EXERCISE PROMPT
Restate, word for word, every line of the data.

[Records from a data source]
□ □ □
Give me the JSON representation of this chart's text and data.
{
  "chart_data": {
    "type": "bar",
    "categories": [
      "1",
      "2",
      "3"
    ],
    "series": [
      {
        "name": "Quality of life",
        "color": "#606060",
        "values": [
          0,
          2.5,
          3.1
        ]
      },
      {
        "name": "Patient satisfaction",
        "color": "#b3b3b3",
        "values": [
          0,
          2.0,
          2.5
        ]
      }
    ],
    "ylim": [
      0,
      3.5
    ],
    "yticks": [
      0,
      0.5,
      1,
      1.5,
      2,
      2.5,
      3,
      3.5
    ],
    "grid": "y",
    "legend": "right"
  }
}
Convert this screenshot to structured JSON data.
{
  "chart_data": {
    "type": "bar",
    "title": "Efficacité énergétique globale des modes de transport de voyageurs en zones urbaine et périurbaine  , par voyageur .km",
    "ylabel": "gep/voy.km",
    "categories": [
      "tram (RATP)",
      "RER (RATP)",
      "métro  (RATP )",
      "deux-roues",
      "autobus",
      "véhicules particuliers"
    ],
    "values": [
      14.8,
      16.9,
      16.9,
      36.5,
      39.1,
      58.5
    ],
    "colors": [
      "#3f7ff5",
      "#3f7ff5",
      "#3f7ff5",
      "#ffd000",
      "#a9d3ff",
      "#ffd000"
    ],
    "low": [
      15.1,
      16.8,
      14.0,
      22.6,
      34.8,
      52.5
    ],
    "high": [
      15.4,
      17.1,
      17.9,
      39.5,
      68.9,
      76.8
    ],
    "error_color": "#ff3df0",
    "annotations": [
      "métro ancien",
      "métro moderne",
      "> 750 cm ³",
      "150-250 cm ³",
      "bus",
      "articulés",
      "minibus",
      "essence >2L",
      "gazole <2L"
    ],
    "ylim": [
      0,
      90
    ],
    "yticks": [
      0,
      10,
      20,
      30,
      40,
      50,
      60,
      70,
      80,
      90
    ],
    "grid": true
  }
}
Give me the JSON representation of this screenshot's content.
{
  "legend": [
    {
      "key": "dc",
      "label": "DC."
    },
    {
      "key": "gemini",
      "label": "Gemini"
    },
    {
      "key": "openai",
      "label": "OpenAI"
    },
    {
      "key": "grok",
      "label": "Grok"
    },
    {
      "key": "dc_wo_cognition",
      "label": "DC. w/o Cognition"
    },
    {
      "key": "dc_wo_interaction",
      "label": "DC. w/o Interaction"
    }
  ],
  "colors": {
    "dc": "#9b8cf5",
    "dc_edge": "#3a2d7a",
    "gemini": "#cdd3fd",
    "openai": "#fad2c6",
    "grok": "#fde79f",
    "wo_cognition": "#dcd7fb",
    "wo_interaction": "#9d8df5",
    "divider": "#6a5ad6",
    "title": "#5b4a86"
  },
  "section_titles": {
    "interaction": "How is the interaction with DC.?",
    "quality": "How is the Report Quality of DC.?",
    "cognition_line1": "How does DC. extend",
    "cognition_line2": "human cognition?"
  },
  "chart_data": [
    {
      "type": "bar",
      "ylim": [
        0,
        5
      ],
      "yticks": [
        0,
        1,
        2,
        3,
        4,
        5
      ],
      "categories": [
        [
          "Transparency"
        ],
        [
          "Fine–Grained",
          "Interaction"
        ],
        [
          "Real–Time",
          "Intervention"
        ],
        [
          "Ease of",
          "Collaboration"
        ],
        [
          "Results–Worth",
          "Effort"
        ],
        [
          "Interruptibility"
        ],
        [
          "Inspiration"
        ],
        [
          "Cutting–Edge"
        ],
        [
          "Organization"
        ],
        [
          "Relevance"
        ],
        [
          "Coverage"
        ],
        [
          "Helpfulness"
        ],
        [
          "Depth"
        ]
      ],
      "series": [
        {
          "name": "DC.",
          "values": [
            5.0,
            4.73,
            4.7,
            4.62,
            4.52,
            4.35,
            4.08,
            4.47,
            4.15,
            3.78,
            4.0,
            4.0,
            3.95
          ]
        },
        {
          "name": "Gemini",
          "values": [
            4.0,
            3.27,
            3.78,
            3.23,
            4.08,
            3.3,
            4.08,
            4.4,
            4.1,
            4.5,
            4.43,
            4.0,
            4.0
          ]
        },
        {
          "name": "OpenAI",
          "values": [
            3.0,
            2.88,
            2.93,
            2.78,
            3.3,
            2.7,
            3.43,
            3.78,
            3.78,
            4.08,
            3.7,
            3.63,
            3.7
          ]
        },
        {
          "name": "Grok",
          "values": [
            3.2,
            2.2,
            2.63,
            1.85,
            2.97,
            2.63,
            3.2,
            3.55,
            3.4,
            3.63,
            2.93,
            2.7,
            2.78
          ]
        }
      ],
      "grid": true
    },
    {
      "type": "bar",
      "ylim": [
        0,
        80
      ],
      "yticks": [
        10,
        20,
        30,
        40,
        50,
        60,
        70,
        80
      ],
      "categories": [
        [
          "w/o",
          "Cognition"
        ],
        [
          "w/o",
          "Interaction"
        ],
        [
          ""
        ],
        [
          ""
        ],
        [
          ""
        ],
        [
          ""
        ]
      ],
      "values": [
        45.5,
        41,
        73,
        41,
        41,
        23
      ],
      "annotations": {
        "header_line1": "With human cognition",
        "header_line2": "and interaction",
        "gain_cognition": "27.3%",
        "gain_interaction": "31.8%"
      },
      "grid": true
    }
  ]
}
□ □ □
COMPLETE OUTPUT
Give me the JSON representation of this chart's text and data.
{
  "chart_data": {
    "type": "bar",
    "categories": [
      "1",
      "2",
      "3"
    ],
    "series": [
      {
        "name": "Quality of life",
        "color": "#606060",
        "values": [
          0,
          2.5,
          3.1
        ]
      },
      {
        "name": "Patient satisfaction",
        "color": "#b3b3b3",
        "values": [
          0,
          2.0,
          2.5
        ]
      }
    ],
    "ylim": [
      0,
      3.5
    ],
    "yticks": [
      0,
      0.5,
      1,
      1.5,
      2,
      2.5,
      3,
      3.5
    ],
    "grid": "y",
    "legend": "right"
  }
}
Convert this screenshot to structured JSON data.
{
  "chart_data": {
    "type": "bar",
    "title": "Efficacité énergétique globale des modes de transport de voyageurs en zones urbaine et périurbaine  , par voyageur .km",
    "ylabel": "gep/voy.km",
    "categories": [
      "tram (RATP)",
      "RER (RATP)",
      "métro  (RATP )",
      "deux-roues",
      "autobus",
      "véhicules particuliers"
    ],
    "values": [
      14.8,
      16.9,
      16.9,
      36.5,
      39.1,
      58.5
    ],
    "colors": [
      "#3f7ff5",
      "#3f7ff5",
      "#3f7ff5",
      "#ffd000",
      "#a9d3ff",
      "#ffd000"
    ],
    "low": [
      15.1,
      16.8,
      14.0,
      22.6,
      34.8,
      52.5
    ],
    "high": [
      15.4,
      17.1,
      17.9,
      39.5,
      68.9,
      76.8
    ],
    "error_color": "#ff3df0",
    "annotations": [
      "métro ancien",
      "métro moderne",
      "> 750 cm ³",
      "150-250 cm ³",
      "bus",
      "articulés",
      "minibus",
      "essence >2L",
      "gazole <2L"
    ],
    "ylim": [
      0,
      90
    ],
    "yticks": [
      0,
      10,
      20,
      30,
      40,
      50,
      60,
      70,
      80,
      90
    ],
    "grid": true
  }
}
Give me the JSON representation of this screenshot's content.
{
  "legend": [
    {
      "key": "dc",
      "label": "DC."
    },
    {
      "key": "gemini",
      "label": "Gemini"
    },
    {
      "key": "openai",
      "label": "OpenAI"
    },
    {
      "key": "grok",
      "label": "Grok"
    },
    {
      "key": "dc_wo_cognition",
      "label": "DC. w/o Cognition"
    },
    {
      "key": "dc_wo_interaction",
      "label": "DC. w/o Interaction"
    }
  ],
  "colors": {
    "dc": "#9b8cf5",
    "dc_edge": "#3a2d7a",
    "gemini": "#cdd3fd",
    "openai": "#fad2c6",
    "grok": "#fde79f",
    "wo_cognition": "#dcd7fb",
    "wo_interaction": "#9d8df5",
    "divider": "#6a5ad6",
    "title": "#5b4a86"
  },
  "section_titles": {
    "interaction": "How is the interaction with DC.?",
    "quality": "How is the Report Quality of DC.?",
    "cognition_line1": "How does DC. extend",
    "cognition_line2": "human cognition?"
  },
  "chart_data": [
    {
      "type": "bar",
      "ylim": [
        0,
        5
      ],
      "yticks": [
        0,
        1,
        2,
        3,
        4,
        5
      ],
      "categories": [
        [
          "Transparency"
        ],
        [
          "Fine–Grained",
          "Interaction"
        ],
        [
          "Real–Time",
          "Intervention"
        ],
        [
          "Ease of",
          "Collaboration"
        ],
        [
          "Results–Worth",
          "Effort"
        ],
        [
          "Interruptibility"
        ],
        [
          "Inspiration"
        ],
        [
          "Cutting–Edge"
        ],
        [
          "Organization"
        ],
        [
          "Relevance"
        ],
        [
          "Coverage"
        ],
        [
          "Helpfulness"
        ],
        [
          "Depth"
        ]
      ],
      "series": [
        {
          "name": "DC.",
          "values": [
            5.0,
            4.73,
            4.7,
            4.62,
            4.52,
            4.35,
            4.08,
            4.47,
            4.15,
            3.78,
            4.0,
            4.0,
            3.95
          ]
        },
        {
          "name": "Gemini",
          "values": [
            4.0,
            3.27,
            3.78,
            3.23,
            4.08,
            3.3,
            4.08,
            4.4,
            4.1,
            4.5,
            4.43,
            4.0,
            4.0
          ]
        },
        {
          "name": "OpenAI",
          "values": [
            3.0,
            2.88,
            2.93,
            2.78,
            3.3,
            2.7,
            3.43,
            3.78,
            3.78,
            4.08,
            3.7,
            3.63,
            3.7
          ]
        },
        {
          "name": "Grok",
          "values": [
            3.2,
            2.2,
            2.63,
            1.85,
            2.97,
            2.63,
            3.2,
            3.55,
            3.4,
            3.63,
            2.93,
            2.7,
            2.78
          ]
        }
      ],
      "grid": true
    },
    {
      "type": "bar",
      "ylim": [
        0,
        80
      ],
      "yticks": [
        10,
        20,
        30,
        40,
        50,
        60,
        70,
        80
      ],
      "categories": [
        [
          "w/o",
          "Cognition"
        ],
        [
          "w/o",
          "Interaction"
        ],
        [
          ""
        ],
        [
          ""
        ],
        [
          ""
        ],
        [
          ""
        ]
      ],
      "values": [
        45.5,
        41,
        73,
        41,
        41,
        23
      ],
      "annotations": {
        "header_line1": "With human cognition",
        "header_line2": "and interaction",
        "gain_cognition": "27.3%",
        "gain_interaction": "31.8%"
      },
      "grid": true
    }
  ]
}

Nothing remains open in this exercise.